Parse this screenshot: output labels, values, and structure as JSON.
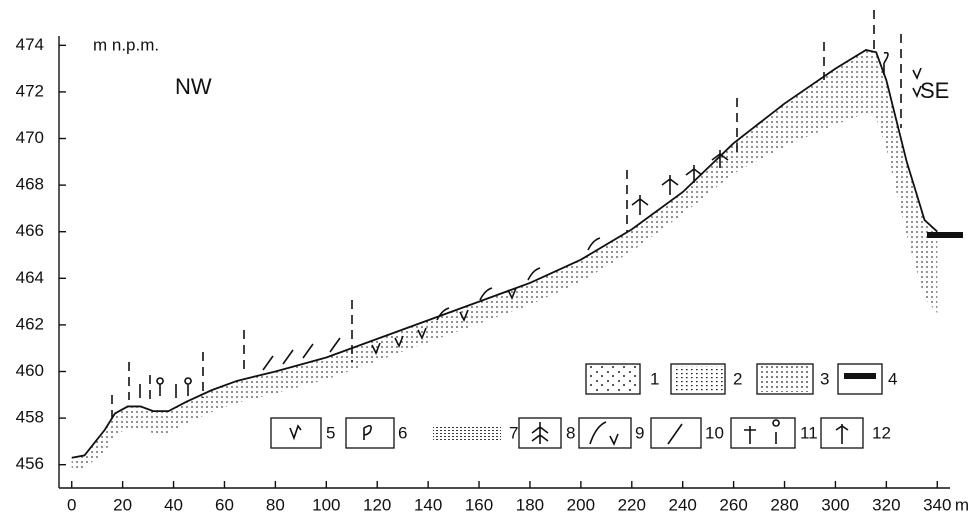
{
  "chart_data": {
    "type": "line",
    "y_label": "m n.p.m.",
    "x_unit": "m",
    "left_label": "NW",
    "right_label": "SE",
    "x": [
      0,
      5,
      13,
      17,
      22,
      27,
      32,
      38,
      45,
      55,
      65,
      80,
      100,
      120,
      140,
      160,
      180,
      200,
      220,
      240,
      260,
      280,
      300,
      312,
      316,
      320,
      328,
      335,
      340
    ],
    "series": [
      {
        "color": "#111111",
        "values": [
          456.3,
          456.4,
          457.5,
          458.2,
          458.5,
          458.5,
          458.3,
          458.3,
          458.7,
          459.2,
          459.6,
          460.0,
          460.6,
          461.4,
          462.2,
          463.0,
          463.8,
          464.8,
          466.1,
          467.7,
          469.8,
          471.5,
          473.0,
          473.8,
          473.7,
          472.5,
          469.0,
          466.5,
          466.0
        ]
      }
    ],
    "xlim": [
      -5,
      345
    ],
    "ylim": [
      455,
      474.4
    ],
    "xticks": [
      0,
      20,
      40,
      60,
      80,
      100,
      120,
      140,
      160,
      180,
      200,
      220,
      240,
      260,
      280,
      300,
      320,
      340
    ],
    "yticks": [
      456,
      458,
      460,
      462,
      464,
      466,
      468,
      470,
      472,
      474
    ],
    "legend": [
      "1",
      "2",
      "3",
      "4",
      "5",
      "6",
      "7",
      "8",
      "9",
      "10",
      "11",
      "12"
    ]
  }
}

..........

(Stated problem):
Give back each entry exactly as it appears, with no pictures.

(Response to this task):
Parse this screenshot: output labels, values, and structure as JSON.
{
  "chart_data": {
    "type": "line",
    "y_label": "m n.p.m.",
    "x_unit": "m",
    "left_label": "NW",
    "right_label": "SE",
    "x": [
      0,
      5,
      13,
      17,
      22,
      27,
      32,
      38,
      45,
      55,
      65,
      80,
      100,
      120,
      140,
      160,
      180,
      200,
      220,
      240,
      260,
      280,
      300,
      312,
      316,
      320,
      328,
      335,
      340
    ],
    "series": [
      {
        "color": "#111111",
        "values": [
          456.3,
          456.4,
          457.5,
          458.2,
          458.5,
          458.5,
          458.3,
          458.3,
          458.7,
          459.2,
          459.6,
          460.0,
          460.6,
          461.4,
          462.2,
          463.0,
          463.8,
          464.8,
          466.1,
          467.7,
          469.8,
          471.5,
          473.0,
          473.8,
          473.7,
          472.5,
          469.0,
          466.5,
          466.0
        ]
      }
    ],
    "xlim": [
      -5,
      345
    ],
    "ylim": [
      455,
      474.4
    ],
    "xticks": [
      0,
      20,
      40,
      60,
      80,
      100,
      120,
      140,
      160,
      180,
      200,
      220,
      240,
      260,
      280,
      300,
      320,
      340
    ],
    "yticks": [
      456,
      458,
      460,
      462,
      464,
      466,
      468,
      470,
      472,
      474
    ],
    "legend": [
      "1",
      "2",
      "3",
      "4",
      "5",
      "6",
      "7",
      "8",
      "9",
      "10",
      "11",
      "12"
    ]
  }
}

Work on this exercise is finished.